#### Problem
How many lines in the records below contain the word "изложить"? Give only the number.

--- begin Exercise materials ---

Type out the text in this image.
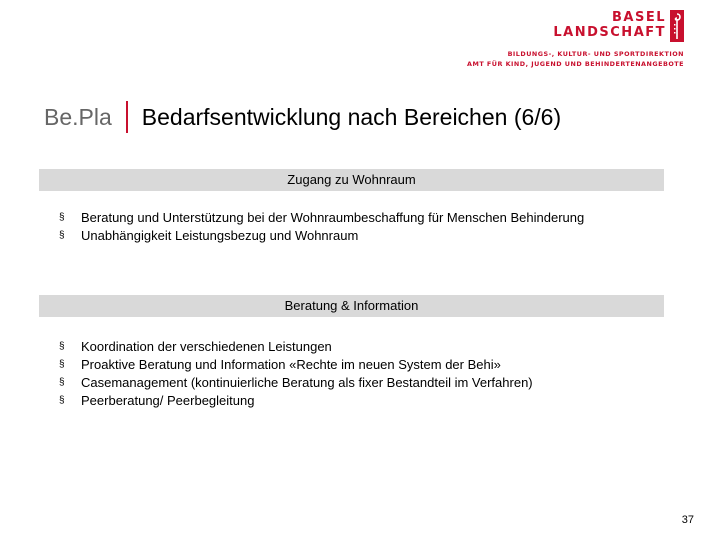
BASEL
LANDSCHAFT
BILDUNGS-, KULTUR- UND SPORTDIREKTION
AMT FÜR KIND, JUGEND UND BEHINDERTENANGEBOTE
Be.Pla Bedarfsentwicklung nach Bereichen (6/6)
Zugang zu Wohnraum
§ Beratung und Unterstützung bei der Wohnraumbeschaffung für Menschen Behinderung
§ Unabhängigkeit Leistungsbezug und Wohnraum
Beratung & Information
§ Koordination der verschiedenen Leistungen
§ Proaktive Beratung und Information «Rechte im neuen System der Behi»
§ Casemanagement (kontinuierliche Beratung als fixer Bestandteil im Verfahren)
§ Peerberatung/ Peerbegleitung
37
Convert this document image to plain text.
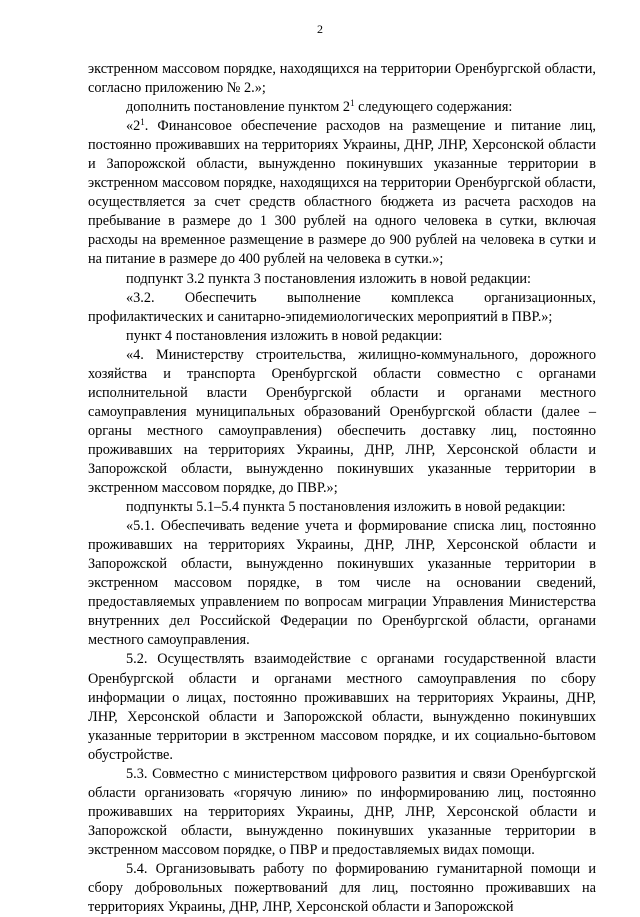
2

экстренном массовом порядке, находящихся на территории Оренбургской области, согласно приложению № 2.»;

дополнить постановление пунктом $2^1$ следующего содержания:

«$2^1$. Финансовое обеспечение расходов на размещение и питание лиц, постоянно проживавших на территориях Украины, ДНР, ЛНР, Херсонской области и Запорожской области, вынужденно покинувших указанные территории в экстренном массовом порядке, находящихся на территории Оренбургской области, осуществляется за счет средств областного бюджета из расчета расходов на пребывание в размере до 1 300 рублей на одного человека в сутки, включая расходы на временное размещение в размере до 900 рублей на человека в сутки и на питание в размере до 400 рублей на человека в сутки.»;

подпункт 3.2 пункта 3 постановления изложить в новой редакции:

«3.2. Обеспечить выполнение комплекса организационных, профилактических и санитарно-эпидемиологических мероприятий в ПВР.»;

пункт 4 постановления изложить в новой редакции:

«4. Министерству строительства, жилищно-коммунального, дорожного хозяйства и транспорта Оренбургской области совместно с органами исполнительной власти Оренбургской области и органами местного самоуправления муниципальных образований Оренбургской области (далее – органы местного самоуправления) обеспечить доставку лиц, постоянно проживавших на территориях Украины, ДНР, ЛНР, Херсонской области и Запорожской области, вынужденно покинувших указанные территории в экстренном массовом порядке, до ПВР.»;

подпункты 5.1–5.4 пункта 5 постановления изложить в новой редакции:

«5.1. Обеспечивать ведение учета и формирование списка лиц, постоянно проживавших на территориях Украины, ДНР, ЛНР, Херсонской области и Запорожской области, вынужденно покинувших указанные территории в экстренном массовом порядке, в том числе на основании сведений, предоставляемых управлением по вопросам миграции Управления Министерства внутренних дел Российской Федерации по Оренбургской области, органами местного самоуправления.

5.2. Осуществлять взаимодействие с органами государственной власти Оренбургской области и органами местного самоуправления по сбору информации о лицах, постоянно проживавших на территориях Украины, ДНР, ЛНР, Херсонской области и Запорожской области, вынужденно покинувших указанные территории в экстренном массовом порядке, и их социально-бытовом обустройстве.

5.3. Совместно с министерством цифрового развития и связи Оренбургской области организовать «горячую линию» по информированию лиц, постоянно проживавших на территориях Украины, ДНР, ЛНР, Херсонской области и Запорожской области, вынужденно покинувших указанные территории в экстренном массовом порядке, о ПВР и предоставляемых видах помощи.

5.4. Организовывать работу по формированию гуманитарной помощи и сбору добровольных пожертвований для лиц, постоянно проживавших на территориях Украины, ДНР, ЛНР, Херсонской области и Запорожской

--- end Exercise materials ---

#### Output below
3